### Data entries

────

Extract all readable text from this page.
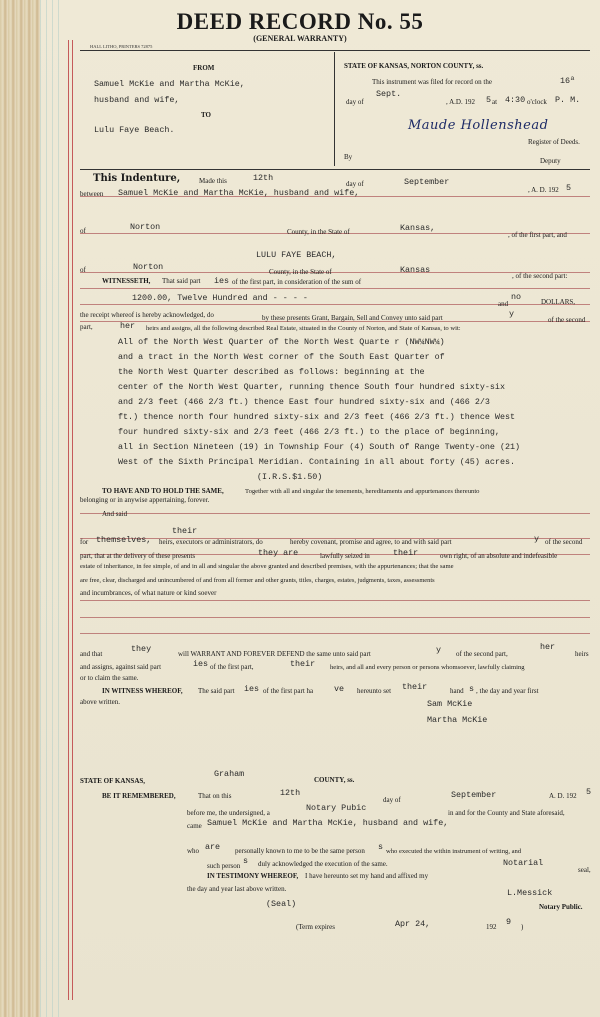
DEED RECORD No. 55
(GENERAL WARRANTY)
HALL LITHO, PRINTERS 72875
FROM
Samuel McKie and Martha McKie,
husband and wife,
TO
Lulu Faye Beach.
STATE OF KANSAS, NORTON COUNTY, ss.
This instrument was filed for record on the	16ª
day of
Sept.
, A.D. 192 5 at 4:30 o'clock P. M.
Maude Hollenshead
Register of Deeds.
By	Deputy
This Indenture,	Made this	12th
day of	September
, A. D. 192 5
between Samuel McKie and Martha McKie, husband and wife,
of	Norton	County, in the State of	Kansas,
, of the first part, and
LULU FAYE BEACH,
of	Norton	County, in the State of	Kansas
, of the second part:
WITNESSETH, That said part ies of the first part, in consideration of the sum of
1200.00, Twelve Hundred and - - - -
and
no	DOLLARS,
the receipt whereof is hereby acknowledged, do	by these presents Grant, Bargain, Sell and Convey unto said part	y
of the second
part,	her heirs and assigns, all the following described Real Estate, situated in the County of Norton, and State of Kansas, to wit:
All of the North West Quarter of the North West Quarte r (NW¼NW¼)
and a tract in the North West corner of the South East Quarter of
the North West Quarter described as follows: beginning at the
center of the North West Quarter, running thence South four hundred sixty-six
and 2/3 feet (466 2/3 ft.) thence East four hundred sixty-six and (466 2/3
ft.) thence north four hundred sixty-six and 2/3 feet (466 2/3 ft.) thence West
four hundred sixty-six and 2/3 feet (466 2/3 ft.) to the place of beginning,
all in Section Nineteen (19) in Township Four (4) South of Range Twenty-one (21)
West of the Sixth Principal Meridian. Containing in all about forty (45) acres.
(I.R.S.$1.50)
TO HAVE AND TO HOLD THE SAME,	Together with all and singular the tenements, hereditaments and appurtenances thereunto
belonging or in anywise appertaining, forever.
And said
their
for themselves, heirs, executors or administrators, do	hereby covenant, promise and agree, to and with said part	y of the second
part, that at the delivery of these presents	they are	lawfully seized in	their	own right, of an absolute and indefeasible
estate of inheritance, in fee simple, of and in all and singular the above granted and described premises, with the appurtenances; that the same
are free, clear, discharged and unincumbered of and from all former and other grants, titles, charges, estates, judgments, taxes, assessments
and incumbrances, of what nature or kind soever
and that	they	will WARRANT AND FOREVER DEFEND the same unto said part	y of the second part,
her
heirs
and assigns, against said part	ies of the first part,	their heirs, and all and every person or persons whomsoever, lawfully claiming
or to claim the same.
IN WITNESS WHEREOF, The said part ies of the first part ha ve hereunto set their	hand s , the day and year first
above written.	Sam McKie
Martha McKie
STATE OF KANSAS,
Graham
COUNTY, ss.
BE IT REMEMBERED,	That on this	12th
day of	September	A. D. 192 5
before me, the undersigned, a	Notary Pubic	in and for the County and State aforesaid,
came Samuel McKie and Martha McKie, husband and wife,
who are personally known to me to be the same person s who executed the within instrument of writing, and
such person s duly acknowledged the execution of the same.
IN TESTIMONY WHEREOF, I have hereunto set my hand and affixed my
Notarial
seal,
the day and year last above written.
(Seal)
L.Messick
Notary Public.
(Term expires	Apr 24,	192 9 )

────

### Exercise description
List all lines from the entries that include the word "McKie".

### Exercise output
Samuel McKie and Martha McKie,
between Samuel McKie and Martha McKie, husband and wife,
above written.	Sam McKie
Martha McKie
came Samuel McKie and Martha McKie, husband and wife,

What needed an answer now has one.